[Start DATA EXTRACT]

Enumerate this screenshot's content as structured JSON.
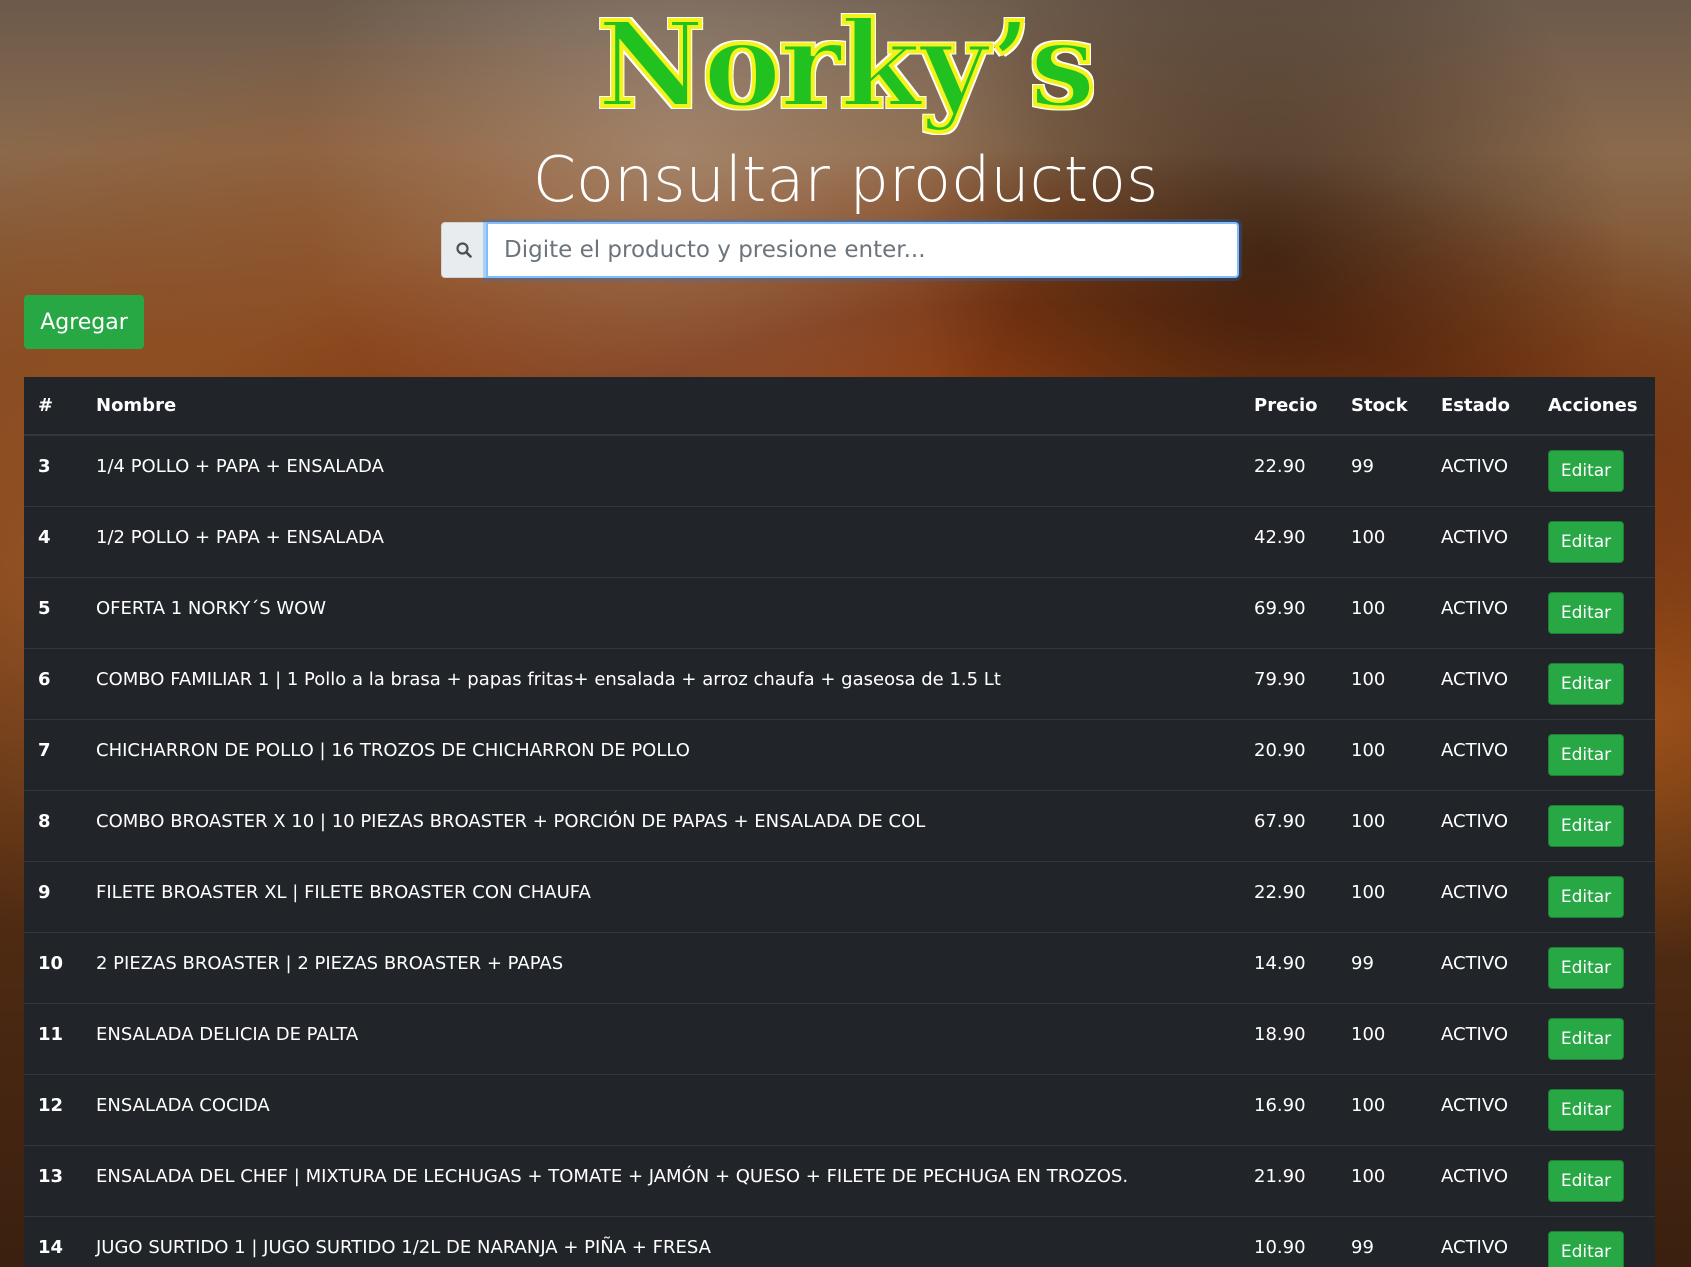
{
  "brand": {
    "logo_text": "Norky’s"
  },
  "header": {
    "title": "Consultar productos"
  },
  "search": {
    "placeholder": "Digite el producto y presione enter...",
    "value": ""
  },
  "toolbar": {
    "add_label": "Agregar"
  },
  "table": {
    "columns": [
      "#",
      "Nombre",
      "Precio",
      "Stock",
      "Estado",
      "Acciones"
    ],
    "edit_label": "Editar",
    "rows": [
      {
        "id": "3",
        "nombre": "1/4 POLLO + PAPA + ENSALADA",
        "precio": "22.90",
        "stock": "99",
        "estado": "ACTIVO"
      },
      {
        "id": "4",
        "nombre": "1/2 POLLO + PAPA + ENSALADA",
        "precio": "42.90",
        "stock": "100",
        "estado": "ACTIVO"
      },
      {
        "id": "5",
        "nombre": "OFERTA 1 NORKY´S WOW",
        "precio": "69.90",
        "stock": "100",
        "estado": "ACTIVO"
      },
      {
        "id": "6",
        "nombre": "COMBO FAMILIAR 1 | 1 Pollo a la brasa + papas fritas+ ensalada + arroz chaufa + gaseosa de 1.5 Lt",
        "precio": "79.90",
        "stock": "100",
        "estado": "ACTIVO"
      },
      {
        "id": "7",
        "nombre": "CHICHARRON DE POLLO | 16 TROZOS DE CHICHARRON DE POLLO",
        "precio": "20.90",
        "stock": "100",
        "estado": "ACTIVO"
      },
      {
        "id": "8",
        "nombre": "COMBO BROASTER X 10 | 10 PIEZAS BROASTER + PORCIÓN DE PAPAS + ENSALADA DE COL",
        "precio": "67.90",
        "stock": "100",
        "estado": "ACTIVO"
      },
      {
        "id": "9",
        "nombre": "FILETE BROASTER XL | FILETE BROASTER CON CHAUFA",
        "precio": "22.90",
        "stock": "100",
        "estado": "ACTIVO"
      },
      {
        "id": "10",
        "nombre": "2 PIEZAS BROASTER | 2 PIEZAS BROASTER + PAPAS",
        "precio": "14.90",
        "stock": "99",
        "estado": "ACTIVO"
      },
      {
        "id": "11",
        "nombre": "ENSALADA DELICIA DE PALTA",
        "precio": "18.90",
        "stock": "100",
        "estado": "ACTIVO"
      },
      {
        "id": "12",
        "nombre": "ENSALADA COCIDA",
        "precio": "16.90",
        "stock": "100",
        "estado": "ACTIVO"
      },
      {
        "id": "13",
        "nombre": "ENSALADA DEL CHEF | MIXTURA DE LECHUGAS + TOMATE + JAMÓN + QUESO + FILETE DE PECHUGA EN TROZOS.",
        "precio": "21.90",
        "stock": "100",
        "estado": "ACTIVO"
      },
      {
        "id": "14",
        "nombre": "JUGO SURTIDO 1 | JUGO SURTIDO 1/2L DE NARANJA + PIÑA + FRESA",
        "precio": "10.90",
        "stock": "99",
        "estado": "ACTIVO"
      }
    ]
  },
  "colors": {
    "accent_green": "#28a745",
    "table_bg": "#212529",
    "logo_green": "#21c21f",
    "logo_outline": "#f4f21b"
  },
  "icons": {
    "search": "search-icon"
  }
}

[End DATA EXTRACT]

» **TASK DESCRIPTION**
Repeat verbatim all the material, but not the pictures.

» **REPLY TO THE TASK**
Enumerate this screenshot's content as structured JSON.
{
  "brand": {
    "logo_text": "Norky’s"
  },
  "header": {
    "title": "Consultar productos"
  },
  "search": {
    "placeholder": "Digite el producto y presione enter...",
    "value": ""
  },
  "toolbar": {
    "add_label": "Agregar"
  },
  "table": {
    "columns": [
      "#",
      "Nombre",
      "Precio",
      "Stock",
      "Estado",
      "Acciones"
    ],
    "edit_label": "Editar",
    "rows": [
      {
        "id": "3",
        "nombre": "1/4 POLLO + PAPA + ENSALADA",
        "precio": "22.90",
        "stock": "99",
        "estado": "ACTIVO"
      },
      {
        "id": "4",
        "nombre": "1/2 POLLO + PAPA + ENSALADA",
        "precio": "42.90",
        "stock": "100",
        "estado": "ACTIVO"
      },
      {
        "id": "5",
        "nombre": "OFERTA 1 NORKY´S WOW",
        "precio": "69.90",
        "stock": "100",
        "estado": "ACTIVO"
      },
      {
        "id": "6",
        "nombre": "COMBO FAMILIAR 1 | 1 Pollo a la brasa + papas fritas+ ensalada + arroz chaufa + gaseosa de 1.5 Lt",
        "precio": "79.90",
        "stock": "100",
        "estado": "ACTIVO"
      },
      {
        "id": "7",
        "nombre": "CHICHARRON DE POLLO | 16 TROZOS DE CHICHARRON DE POLLO",
        "precio": "20.90",
        "stock": "100",
        "estado": "ACTIVO"
      },
      {
        "id": "8",
        "nombre": "COMBO BROASTER X 10 | 10 PIEZAS BROASTER + PORCIÓN DE PAPAS + ENSALADA DE COL",
        "precio": "67.90",
        "stock": "100",
        "estado": "ACTIVO"
      },
      {
        "id": "9",
        "nombre": "FILETE BROASTER XL | FILETE BROASTER CON CHAUFA",
        "precio": "22.90",
        "stock": "100",
        "estado": "ACTIVO"
      },
      {
        "id": "10",
        "nombre": "2 PIEZAS BROASTER | 2 PIEZAS BROASTER + PAPAS",
        "precio": "14.90",
        "stock": "99",
        "estado": "ACTIVO"
      },
      {
        "id": "11",
        "nombre": "ENSALADA DELICIA DE PALTA",
        "precio": "18.90",
        "stock": "100",
        "estado": "ACTIVO"
      },
      {
        "id": "12",
        "nombre": "ENSALADA COCIDA",
        "precio": "16.90",
        "stock": "100",
        "estado": "ACTIVO"
      },
      {
        "id": "13",
        "nombre": "ENSALADA DEL CHEF | MIXTURA DE LECHUGAS + TOMATE + JAMÓN + QUESO + FILETE DE PECHUGA EN TROZOS.",
        "precio": "21.90",
        "stock": "100",
        "estado": "ACTIVO"
      },
      {
        "id": "14",
        "nombre": "JUGO SURTIDO 1 | JUGO SURTIDO 1/2L DE NARANJA + PIÑA + FRESA",
        "precio": "10.90",
        "stock": "99",
        "estado": "ACTIVO"
      }
    ]
  },
  "colors": {
    "accent_green": "#28a745",
    "table_bg": "#212529",
    "logo_green": "#21c21f",
    "logo_outline": "#f4f21b"
  },
  "icons": {
    "search": "search-icon"
  }
}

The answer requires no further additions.